* STATED TASK: Write out, exactly as they appear, only the lines running from the line with "Read this page and output its text content." to the final line of the listing; include both.

* DATA TO PROCESS:
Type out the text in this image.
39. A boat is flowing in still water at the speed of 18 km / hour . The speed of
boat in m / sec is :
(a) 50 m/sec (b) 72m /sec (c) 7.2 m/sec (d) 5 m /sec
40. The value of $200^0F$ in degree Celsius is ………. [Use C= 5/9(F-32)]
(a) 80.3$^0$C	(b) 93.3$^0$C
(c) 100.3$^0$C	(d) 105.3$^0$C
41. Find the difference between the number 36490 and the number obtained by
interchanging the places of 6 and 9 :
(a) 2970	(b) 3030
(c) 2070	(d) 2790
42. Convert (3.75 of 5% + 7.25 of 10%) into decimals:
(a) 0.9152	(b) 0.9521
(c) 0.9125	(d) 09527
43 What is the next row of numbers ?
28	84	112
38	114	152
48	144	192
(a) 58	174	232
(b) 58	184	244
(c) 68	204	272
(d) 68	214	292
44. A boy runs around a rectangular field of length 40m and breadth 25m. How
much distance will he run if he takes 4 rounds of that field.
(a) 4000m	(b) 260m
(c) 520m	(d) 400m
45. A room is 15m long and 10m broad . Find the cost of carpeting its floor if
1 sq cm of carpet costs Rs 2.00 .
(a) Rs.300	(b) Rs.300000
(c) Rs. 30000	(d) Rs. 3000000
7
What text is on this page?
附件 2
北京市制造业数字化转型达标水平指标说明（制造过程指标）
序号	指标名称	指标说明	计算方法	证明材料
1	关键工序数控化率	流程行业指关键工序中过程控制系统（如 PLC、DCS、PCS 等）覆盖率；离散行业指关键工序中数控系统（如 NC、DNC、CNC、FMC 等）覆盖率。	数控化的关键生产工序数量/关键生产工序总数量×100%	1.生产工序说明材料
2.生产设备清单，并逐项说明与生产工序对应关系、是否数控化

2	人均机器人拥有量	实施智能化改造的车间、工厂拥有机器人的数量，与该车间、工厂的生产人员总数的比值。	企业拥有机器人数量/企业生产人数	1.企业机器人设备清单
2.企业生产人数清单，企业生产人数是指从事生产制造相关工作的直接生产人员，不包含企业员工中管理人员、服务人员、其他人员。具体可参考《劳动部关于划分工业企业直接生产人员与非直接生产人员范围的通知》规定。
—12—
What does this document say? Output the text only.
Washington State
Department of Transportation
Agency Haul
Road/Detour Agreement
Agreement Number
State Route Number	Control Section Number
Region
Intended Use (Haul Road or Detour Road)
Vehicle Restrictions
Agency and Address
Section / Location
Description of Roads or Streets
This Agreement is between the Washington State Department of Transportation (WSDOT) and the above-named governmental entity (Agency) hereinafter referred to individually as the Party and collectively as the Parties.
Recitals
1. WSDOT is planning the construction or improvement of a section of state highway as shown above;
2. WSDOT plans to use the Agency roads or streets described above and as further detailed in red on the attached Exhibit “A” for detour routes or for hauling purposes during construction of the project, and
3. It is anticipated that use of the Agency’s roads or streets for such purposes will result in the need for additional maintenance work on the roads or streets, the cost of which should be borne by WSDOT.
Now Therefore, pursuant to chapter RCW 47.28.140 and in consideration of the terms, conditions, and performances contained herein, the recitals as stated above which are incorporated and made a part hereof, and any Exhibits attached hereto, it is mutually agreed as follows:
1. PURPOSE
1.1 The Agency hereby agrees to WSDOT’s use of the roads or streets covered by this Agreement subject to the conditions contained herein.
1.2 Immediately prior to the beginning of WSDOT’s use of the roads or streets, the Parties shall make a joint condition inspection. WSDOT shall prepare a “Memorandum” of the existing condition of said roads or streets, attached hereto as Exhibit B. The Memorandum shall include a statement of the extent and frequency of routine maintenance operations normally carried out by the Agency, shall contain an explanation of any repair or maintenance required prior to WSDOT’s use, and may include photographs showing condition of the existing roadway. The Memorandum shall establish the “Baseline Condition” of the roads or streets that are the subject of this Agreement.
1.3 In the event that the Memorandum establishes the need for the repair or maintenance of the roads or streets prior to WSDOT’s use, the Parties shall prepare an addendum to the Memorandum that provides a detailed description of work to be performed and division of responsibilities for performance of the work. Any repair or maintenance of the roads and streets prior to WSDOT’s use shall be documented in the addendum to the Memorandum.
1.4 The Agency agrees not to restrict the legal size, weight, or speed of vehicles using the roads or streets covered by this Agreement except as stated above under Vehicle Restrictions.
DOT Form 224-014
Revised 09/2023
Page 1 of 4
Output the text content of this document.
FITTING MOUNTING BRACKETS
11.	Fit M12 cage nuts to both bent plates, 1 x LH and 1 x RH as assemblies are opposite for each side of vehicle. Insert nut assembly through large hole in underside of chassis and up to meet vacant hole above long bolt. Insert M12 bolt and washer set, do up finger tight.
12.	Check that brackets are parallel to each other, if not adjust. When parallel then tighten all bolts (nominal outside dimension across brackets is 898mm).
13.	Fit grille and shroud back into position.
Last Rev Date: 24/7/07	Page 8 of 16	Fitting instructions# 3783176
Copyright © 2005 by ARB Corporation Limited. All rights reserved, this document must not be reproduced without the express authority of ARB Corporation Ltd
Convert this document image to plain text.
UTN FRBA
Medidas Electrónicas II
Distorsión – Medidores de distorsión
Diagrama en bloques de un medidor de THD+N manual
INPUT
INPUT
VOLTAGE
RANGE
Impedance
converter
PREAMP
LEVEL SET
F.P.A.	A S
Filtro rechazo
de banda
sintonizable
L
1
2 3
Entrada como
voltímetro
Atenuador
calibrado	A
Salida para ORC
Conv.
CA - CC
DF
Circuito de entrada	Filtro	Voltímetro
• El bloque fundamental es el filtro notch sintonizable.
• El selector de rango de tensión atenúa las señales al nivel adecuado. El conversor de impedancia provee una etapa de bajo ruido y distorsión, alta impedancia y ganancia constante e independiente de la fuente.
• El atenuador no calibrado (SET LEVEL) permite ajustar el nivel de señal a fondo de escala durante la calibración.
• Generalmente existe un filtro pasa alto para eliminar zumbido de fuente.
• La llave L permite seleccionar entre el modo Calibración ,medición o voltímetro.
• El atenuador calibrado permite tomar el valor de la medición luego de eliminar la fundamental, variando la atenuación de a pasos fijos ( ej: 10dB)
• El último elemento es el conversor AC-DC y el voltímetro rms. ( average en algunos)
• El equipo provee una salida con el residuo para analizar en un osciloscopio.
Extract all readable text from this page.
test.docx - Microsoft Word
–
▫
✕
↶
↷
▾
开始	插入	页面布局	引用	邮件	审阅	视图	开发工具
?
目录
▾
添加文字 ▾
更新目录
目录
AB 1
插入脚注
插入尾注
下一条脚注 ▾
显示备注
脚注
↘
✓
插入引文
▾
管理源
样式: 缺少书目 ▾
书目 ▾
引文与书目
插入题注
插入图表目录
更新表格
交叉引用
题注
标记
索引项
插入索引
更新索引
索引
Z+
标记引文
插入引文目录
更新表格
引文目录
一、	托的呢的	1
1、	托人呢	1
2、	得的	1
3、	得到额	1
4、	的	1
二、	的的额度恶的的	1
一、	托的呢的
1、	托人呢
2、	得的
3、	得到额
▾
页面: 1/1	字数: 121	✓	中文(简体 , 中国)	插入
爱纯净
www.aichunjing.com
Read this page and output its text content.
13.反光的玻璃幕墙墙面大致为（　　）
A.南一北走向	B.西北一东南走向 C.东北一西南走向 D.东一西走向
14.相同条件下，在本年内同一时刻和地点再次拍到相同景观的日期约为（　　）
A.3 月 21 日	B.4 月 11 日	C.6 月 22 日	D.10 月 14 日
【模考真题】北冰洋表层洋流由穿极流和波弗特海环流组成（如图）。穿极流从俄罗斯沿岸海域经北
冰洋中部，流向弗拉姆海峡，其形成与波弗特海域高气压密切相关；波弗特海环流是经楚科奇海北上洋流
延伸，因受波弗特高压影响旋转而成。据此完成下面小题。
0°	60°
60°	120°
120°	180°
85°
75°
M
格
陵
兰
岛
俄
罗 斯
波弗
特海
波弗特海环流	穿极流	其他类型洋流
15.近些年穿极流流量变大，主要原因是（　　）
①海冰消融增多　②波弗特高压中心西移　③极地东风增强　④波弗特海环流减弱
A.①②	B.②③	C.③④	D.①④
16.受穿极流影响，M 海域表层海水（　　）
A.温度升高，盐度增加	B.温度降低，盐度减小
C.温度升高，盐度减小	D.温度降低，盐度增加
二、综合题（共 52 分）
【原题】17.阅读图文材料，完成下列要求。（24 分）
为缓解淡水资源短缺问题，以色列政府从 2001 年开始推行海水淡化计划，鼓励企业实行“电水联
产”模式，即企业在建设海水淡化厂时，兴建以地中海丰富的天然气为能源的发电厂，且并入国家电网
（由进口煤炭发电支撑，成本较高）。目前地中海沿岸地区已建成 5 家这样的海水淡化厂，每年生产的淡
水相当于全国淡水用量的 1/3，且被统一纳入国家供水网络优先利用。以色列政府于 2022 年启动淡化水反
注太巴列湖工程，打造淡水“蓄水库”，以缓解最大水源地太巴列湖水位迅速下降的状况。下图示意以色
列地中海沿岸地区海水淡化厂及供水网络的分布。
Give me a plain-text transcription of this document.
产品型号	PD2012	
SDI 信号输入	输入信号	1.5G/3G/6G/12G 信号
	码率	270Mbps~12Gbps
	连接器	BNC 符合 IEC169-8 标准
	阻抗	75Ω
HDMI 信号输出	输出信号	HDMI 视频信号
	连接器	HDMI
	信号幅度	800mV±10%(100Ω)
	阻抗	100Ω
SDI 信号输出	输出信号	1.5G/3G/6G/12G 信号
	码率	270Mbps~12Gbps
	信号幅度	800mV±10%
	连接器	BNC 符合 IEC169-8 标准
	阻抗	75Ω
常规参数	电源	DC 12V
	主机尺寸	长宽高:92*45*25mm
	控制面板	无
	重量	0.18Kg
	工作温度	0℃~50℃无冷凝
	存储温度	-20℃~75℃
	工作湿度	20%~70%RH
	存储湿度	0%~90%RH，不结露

* ANSWER TO THIS EXERCISE:
Read this page and output its text content.
13.反光的玻璃幕墙墙面大致为（　　）
A.南一北走向	B.西北一东南走向 C.东北一西南走向 D.东一西走向
14.相同条件下，在本年内同一时刻和地点再次拍到相同景观的日期约为（　　）
A.3 月 21 日	B.4 月 11 日	C.6 月 22 日	D.10 月 14 日
【模考真题】北冰洋表层洋流由穿极流和波弗特海环流组成（如图）。穿极流从俄罗斯沿岸海域经北
冰洋中部，流向弗拉姆海峡，其形成与波弗特海域高气压密切相关；波弗特海环流是经楚科奇海北上洋流
延伸，因受波弗特高压影响旋转而成。据此完成下面小题。
0°	60°
60°	120°
120°	180°
85°
75°
M
格
陵
兰
岛
俄
罗 斯
波弗
特海
波弗特海环流	穿极流	其他类型洋流
15.近些年穿极流流量变大，主要原因是（　　）
①海冰消融增多　②波弗特高压中心西移　③极地东风增强　④波弗特海环流减弱
A.①②	B.②③	C.③④	D.①④
16.受穿极流影响，M 海域表层海水（　　）
A.温度升高，盐度增加	B.温度降低，盐度减小
C.温度升高，盐度减小	D.温度降低，盐度增加
二、综合题（共 52 分）
【原题】17.阅读图文材料，完成下列要求。（24 分）
为缓解淡水资源短缺问题，以色列政府从 2001 年开始推行海水淡化计划，鼓励企业实行“电水联
产”模式，即企业在建设海水淡化厂时，兴建以地中海丰富的天然气为能源的发电厂，且并入国家电网
（由进口煤炭发电支撑，成本较高）。目前地中海沿岸地区已建成 5 家这样的海水淡化厂，每年生产的淡
水相当于全国淡水用量的 1/3，且被统一纳入国家供水网络优先利用。以色列政府于 2022 年启动淡化水反
注太巴列湖工程，打造淡水“蓄水库”，以缓解最大水源地太巴列湖水位迅速下降的状况。下图示意以色
列地中海沿岸地区海水淡化厂及供水网络的分布。
Give me a plain-text transcription of this document.
产品型号	PD2012	
SDI 信号输入	输入信号	1.5G/3G/6G/12G 信号
	码率	270Mbps~12Gbps
	连接器	BNC 符合 IEC169-8 标准
	阻抗	75Ω
HDMI 信号输出	输出信号	HDMI 视频信号
	连接器	HDMI
	信号幅度	800mV±10%(100Ω)
	阻抗	100Ω
SDI 信号输出	输出信号	1.5G/3G/6G/12G 信号
	码率	270Mbps~12Gbps
	信号幅度	800mV±10%
	连接器	BNC 符合 IEC169-8 标准
	阻抗	75Ω
常规参数	电源	DC 12V
	主机尺寸	长宽高:92*45*25mm
	控制面板	无
	重量	0.18Kg
	工作温度	0℃~50℃无冷凝
	存储温度	-20℃~75℃
	工作湿度	20%~70%RH
	存储湿度	0%~90%RH，不结露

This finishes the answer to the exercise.